[Data records]
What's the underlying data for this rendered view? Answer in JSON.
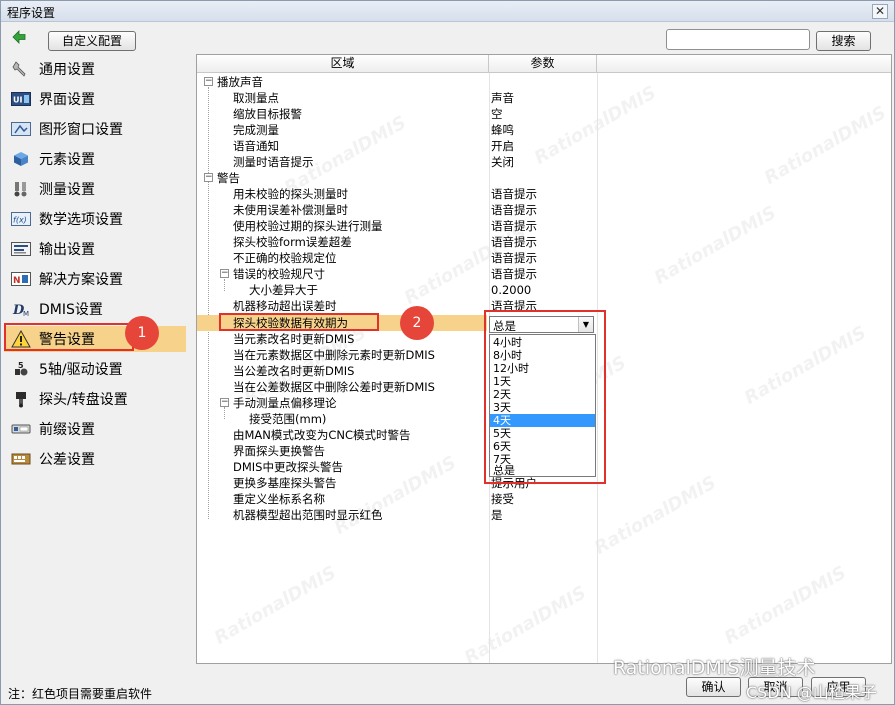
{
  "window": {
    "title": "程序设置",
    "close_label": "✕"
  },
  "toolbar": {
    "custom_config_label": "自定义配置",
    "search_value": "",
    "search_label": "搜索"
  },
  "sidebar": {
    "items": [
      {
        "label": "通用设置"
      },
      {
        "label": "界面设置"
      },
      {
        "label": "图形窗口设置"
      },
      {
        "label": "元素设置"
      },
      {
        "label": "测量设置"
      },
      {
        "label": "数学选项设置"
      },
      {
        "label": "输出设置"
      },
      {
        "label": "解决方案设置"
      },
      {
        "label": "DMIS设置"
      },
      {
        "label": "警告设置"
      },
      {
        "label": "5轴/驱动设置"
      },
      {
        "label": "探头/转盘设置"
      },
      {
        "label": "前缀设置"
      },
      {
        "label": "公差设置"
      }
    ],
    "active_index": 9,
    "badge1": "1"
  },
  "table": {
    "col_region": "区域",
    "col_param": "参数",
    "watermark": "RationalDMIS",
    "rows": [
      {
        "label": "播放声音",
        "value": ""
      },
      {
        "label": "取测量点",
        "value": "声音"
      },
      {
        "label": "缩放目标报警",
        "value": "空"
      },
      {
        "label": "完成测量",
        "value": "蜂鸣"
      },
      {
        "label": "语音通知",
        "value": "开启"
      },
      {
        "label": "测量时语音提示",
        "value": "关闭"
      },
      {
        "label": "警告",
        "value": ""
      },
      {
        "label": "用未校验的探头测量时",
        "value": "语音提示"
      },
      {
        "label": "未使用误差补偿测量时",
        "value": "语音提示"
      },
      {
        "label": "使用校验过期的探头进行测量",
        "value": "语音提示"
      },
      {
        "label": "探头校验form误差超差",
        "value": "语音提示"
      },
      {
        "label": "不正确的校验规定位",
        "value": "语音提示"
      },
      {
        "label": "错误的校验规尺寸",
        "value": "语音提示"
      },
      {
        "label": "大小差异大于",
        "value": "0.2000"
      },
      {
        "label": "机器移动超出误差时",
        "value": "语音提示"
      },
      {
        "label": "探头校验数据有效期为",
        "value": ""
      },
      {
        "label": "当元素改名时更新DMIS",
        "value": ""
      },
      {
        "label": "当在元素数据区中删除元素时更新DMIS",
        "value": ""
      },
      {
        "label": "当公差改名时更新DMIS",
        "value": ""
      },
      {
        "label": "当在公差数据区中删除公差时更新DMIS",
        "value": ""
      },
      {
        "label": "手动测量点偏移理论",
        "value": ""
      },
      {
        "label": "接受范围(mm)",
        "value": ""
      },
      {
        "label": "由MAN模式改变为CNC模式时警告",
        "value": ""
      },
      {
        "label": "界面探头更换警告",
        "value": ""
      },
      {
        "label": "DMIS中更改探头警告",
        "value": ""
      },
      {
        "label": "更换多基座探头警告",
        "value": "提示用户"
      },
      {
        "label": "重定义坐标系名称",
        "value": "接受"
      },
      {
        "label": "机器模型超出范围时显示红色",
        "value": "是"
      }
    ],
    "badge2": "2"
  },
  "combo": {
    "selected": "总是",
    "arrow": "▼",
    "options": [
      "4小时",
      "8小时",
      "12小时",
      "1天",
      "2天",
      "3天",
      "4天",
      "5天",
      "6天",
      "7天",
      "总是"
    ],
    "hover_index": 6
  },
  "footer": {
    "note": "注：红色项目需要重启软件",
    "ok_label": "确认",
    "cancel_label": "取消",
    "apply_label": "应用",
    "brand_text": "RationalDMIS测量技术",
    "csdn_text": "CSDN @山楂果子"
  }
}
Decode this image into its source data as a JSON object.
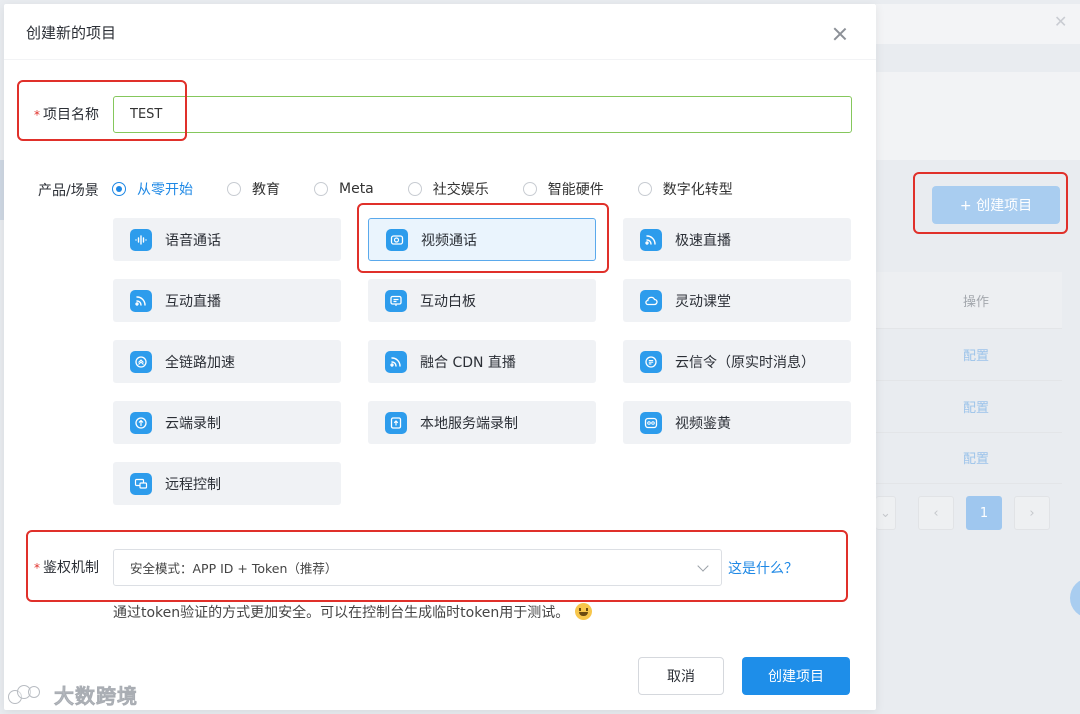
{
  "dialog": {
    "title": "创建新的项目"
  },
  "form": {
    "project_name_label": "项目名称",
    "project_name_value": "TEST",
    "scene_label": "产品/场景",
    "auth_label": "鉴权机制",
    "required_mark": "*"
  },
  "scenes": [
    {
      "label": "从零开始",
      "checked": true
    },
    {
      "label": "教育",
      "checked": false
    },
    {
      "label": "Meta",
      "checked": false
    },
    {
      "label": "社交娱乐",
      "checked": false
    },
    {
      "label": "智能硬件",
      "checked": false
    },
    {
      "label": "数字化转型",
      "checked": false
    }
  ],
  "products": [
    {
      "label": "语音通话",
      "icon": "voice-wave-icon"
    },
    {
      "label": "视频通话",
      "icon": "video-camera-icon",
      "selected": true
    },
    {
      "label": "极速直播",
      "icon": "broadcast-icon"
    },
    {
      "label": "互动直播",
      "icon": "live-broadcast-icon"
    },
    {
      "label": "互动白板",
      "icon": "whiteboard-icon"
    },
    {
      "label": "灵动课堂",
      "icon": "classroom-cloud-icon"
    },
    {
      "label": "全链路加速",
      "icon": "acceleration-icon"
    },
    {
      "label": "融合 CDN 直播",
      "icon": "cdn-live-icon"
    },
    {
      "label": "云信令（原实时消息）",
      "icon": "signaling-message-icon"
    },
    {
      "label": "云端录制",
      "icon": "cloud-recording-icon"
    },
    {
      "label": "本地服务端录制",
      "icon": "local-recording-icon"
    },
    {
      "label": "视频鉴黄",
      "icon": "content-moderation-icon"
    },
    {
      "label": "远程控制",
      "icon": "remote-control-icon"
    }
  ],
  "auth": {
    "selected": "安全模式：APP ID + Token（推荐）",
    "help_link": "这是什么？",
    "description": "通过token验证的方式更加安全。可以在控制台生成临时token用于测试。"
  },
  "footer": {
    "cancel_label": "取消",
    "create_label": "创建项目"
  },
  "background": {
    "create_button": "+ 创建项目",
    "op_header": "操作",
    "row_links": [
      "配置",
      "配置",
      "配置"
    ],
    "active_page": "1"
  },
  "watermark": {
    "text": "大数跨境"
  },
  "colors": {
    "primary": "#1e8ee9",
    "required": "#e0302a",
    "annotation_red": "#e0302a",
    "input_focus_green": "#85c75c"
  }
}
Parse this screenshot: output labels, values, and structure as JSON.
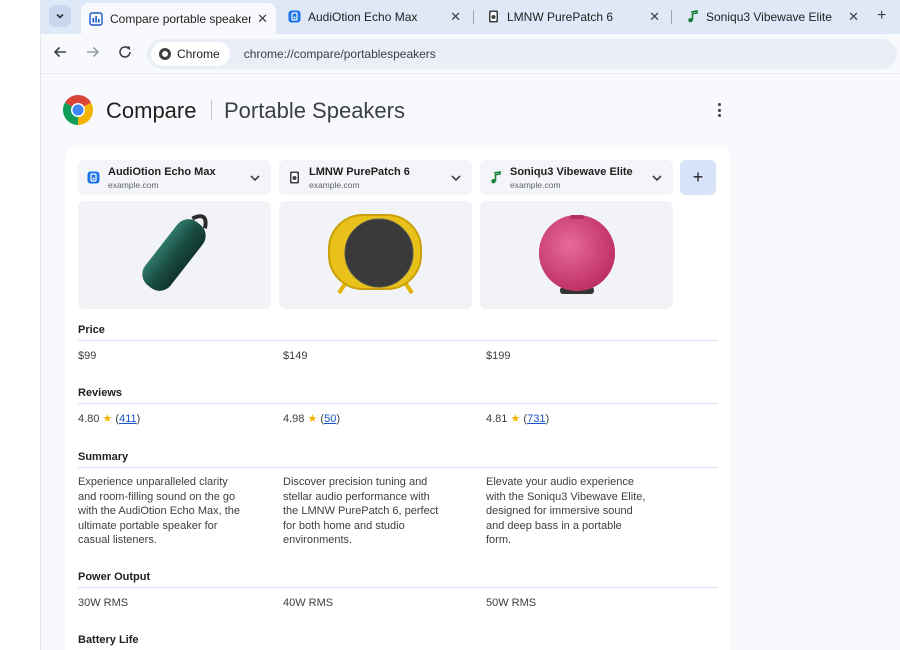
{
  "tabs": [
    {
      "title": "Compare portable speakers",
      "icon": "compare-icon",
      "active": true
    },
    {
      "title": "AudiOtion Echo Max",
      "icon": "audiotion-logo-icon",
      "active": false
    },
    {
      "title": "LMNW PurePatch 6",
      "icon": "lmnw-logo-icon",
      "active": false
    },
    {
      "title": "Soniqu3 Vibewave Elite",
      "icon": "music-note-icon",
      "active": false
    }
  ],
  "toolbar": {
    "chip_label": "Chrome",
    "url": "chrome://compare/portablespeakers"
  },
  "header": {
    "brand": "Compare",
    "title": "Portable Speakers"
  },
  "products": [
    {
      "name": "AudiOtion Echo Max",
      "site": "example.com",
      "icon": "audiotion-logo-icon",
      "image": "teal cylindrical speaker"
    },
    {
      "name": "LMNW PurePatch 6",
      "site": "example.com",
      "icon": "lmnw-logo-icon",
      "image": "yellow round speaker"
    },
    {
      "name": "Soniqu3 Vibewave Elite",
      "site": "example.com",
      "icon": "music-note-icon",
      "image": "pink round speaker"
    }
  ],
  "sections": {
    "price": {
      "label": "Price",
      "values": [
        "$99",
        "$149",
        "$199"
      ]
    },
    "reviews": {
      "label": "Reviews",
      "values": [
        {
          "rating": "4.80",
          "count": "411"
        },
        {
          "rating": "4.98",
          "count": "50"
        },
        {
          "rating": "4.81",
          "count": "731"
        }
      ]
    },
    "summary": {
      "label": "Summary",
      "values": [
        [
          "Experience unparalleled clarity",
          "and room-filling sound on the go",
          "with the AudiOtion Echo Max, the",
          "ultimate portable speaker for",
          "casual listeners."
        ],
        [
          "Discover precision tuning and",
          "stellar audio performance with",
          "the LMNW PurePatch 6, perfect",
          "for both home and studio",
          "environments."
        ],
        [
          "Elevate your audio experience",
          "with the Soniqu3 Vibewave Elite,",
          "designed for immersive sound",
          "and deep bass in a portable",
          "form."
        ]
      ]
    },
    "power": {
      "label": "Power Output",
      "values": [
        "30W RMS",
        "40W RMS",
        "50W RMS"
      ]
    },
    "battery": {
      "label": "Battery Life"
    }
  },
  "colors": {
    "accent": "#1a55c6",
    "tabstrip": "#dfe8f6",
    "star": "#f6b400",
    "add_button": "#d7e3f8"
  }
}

• _What you have to do_
State the count of lines above containing the string "Elite", and add nothing to it.

• _Written response_
3